══ Information provided

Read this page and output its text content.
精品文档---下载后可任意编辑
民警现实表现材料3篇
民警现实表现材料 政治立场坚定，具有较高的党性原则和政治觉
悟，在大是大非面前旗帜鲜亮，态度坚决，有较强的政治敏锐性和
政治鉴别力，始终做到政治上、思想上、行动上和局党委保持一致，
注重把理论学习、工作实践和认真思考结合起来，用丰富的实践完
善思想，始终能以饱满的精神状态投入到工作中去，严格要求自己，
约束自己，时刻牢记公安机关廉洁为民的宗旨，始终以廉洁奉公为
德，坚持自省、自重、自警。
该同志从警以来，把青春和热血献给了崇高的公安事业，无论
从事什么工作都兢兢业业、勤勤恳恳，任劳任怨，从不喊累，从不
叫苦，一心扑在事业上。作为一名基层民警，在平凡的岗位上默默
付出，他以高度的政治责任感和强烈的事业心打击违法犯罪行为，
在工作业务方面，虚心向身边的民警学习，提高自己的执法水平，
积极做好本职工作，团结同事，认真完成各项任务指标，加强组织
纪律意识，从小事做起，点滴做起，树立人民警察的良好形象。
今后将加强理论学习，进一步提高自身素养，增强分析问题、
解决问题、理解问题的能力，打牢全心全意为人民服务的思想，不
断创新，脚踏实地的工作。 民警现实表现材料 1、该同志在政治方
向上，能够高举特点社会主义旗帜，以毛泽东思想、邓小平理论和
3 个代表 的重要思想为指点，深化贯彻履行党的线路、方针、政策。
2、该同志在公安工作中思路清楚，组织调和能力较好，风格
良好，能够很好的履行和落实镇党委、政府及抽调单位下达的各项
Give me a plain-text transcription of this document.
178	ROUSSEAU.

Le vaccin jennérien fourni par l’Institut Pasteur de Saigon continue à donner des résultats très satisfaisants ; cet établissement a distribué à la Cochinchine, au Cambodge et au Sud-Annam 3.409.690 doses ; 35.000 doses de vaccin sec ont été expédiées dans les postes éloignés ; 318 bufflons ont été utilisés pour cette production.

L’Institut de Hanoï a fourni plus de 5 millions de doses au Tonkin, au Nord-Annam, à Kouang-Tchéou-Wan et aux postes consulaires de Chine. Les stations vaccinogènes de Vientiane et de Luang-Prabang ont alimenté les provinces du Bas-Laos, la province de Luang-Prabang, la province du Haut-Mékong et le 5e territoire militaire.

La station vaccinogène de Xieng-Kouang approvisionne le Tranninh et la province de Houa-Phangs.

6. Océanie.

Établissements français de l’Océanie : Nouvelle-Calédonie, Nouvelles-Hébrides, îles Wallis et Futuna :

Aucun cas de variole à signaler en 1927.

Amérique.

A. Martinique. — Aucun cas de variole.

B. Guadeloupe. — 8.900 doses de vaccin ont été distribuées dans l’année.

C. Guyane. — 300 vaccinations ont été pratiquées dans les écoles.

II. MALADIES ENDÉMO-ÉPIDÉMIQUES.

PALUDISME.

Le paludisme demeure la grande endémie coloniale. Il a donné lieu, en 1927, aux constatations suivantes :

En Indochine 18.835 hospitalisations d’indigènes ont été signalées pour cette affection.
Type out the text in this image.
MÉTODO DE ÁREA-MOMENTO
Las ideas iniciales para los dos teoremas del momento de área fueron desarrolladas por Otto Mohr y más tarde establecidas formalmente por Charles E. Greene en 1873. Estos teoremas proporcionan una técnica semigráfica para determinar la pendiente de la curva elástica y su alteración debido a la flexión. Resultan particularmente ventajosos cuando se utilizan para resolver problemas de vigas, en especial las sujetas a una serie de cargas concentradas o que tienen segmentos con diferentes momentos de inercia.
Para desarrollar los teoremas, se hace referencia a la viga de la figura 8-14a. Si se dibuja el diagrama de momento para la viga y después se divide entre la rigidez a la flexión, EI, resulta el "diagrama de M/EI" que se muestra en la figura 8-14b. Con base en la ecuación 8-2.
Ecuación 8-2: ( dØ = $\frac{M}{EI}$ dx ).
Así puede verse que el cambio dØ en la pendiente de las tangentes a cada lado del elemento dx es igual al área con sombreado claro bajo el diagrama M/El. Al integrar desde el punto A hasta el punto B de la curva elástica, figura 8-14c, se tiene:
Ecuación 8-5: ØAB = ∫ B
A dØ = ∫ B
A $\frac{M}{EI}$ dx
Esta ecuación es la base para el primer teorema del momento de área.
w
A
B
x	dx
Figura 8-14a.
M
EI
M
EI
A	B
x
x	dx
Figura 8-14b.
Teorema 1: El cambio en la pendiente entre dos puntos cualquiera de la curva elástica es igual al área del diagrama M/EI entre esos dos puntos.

════

Problem details. Filter the records, keeping only lines that contain "teoremas", and show those lines.

Result for this exercise.
Las ideas iniciales para los dos teoremas del momento de área fueron desarrolladas por Otto Mohr y más tarde establecidas formalmente por Charles E. Greene en 1873. Estos teoremas proporcionan una técnica semigráfica para determinar la pendiente de la curva elástica y su alteración debido a la flexión. Resultan particularmente ventajosos cuando se utilizan para resolver problemas de vigas, en especial las sujetas a una serie de cargas concentradas o que tienen segmentos con diferentes momentos de inercia.
Para desarrollar los teoremas, se hace referencia a la viga de la figura 8-14a. Si se dibuja el diagrama de momento para la viga y después se divide entre la rigidez a la flexión, EI, resulta el "diagrama de M/EI" que se muestra en la figura 8-14b. Con base en la ecuación 8-2.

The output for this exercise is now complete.